[ENH] V1 → V2 API Migration - studies by rohansen856 · Pull Request #1610 · openml/openml-python

rohansen856 · 2026-01-08T20:47:22Z

Metadata

Reference Issue: [ENH] V1 → V2 API Migration - studies #1594 (towards [ENH] V1 → V2 API Migration #1575)
New Tests Added: No
Documentation Updated: No

Details

Stackend PR, Depends on #1576

This PR adds Studies v2 migration.

A question:
Due to the pre commit hook i could not put 6 arguments in a function, so i had to workaround that with this instead:
openml_api\resources\studies.py (line 10-15)

        limit = kwargs.get("limit")
        offset = kwargs.get("offset")
        status = kwargs.get("status")
        main_entity_type = kwargs.get("main_entity_type")
        uploader = kwargs.get("uploader")
        benchmark_suite = kwargs.get("benchmark_suite")

I would like to confirm if this approach is correct or not. Raising a draft PR for now.

Signed-off-by: rohansen856 <rohansen856@gmail.com>

codecov-commenter · 2026-01-08T20:53:56Z

Codecov Report

❌ Patch coverage is 50.22693% with 329 lines in your changes missing coverage. Please review.
✅ Project coverage is 52.66%. Comparing base (d421b9e) to head (647a5cd).

Files with missing lines	Patch %	Lines
openml/_api/clients/http.py	24.46%	142 Missing ⚠️
openml/_api/resources/base/versions.py	24.71%	67 Missing ⚠️
openml/_api/resources/study.py	25.00%	33 Missing ⚠️
openml/_api/runtime/core.py	55.38%	29 Missing ⚠️
openml/_api/resources/base/fallback.py	26.31%	28 Missing ⚠️
openml/testing.py	48.71%	20 Missing ⚠️
openml/_api/config.py	95.45%	3 Missing ⚠️
openml/_api/resources/base/base.py	76.92%	3 Missing ⚠️
openml/study/functions.py	50.00%	2 Missing ⚠️
openml/_api/__init__.py	88.88%	1 Missing ⚠️
... and 1 more

Additional details and impacted files

@@            Coverage Diff             @@
##             main    #1610      +/-   ##
==========================================
+ Coverage   52.04%   52.66%   +0.62%     
==========================================
  Files          36       58      +22     
  Lines        4333     4965     +632     
==========================================
+ Hits         2255     2615     +360     
- Misses       2078     2350     +272

☔ View full report in Codecov by Sentry.
📢 Have feedback on the report? Share it here.

🚀 New features to boost your workflow:

❄️ Test Analytics: Detect flaky tests, report on failures, and find test suite problems.

__Instructions to follow__:
Update the stretch of the pull request from "This PR adds" through "openml_api\resources\studies.py (line 10-15)", writing "pre-commit hook" in place of "pre commit hook". The data after this point plays no role here.

__Material provided__:

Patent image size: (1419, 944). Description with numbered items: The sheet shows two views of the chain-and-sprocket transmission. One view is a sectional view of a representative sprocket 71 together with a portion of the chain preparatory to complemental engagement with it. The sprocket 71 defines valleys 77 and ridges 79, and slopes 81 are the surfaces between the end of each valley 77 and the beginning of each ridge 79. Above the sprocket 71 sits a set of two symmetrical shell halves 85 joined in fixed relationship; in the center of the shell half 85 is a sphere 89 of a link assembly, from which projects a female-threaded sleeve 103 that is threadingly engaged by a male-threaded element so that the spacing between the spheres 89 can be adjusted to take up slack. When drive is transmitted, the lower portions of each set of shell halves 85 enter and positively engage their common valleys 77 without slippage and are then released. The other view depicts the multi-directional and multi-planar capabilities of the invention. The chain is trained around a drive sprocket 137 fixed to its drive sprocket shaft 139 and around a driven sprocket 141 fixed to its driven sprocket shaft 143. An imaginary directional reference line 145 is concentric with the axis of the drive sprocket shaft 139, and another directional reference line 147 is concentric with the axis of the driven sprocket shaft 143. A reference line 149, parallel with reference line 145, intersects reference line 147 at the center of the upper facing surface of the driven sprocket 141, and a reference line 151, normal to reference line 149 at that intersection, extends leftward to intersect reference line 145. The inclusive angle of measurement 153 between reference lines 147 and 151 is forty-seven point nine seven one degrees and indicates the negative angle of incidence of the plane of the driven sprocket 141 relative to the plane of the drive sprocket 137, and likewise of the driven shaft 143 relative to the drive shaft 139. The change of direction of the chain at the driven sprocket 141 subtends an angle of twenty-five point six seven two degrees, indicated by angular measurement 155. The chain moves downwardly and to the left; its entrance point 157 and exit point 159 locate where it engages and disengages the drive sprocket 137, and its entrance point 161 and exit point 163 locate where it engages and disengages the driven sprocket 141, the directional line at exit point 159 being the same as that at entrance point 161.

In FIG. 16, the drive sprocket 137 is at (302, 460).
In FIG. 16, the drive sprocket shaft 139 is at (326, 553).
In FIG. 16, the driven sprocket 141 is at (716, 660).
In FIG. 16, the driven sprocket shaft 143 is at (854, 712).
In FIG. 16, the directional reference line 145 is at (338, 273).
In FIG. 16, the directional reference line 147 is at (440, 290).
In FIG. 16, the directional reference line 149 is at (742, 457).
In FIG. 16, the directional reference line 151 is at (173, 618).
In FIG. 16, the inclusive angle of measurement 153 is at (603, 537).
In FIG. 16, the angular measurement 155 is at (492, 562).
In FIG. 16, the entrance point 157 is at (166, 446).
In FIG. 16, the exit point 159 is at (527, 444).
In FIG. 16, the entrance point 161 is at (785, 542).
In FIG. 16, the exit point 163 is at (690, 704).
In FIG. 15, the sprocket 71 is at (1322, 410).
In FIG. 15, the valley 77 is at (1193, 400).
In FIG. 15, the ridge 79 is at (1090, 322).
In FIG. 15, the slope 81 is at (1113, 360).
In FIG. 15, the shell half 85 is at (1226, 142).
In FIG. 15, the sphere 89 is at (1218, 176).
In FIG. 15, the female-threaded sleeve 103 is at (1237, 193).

__Result__:
This PR adds Studies v2 migration.

A question:
Due to the pre-commit hook i could not put 6 arguments in a function, so i had to workaround that with this instead:
openml_api\resources\studies.py (line 10-15)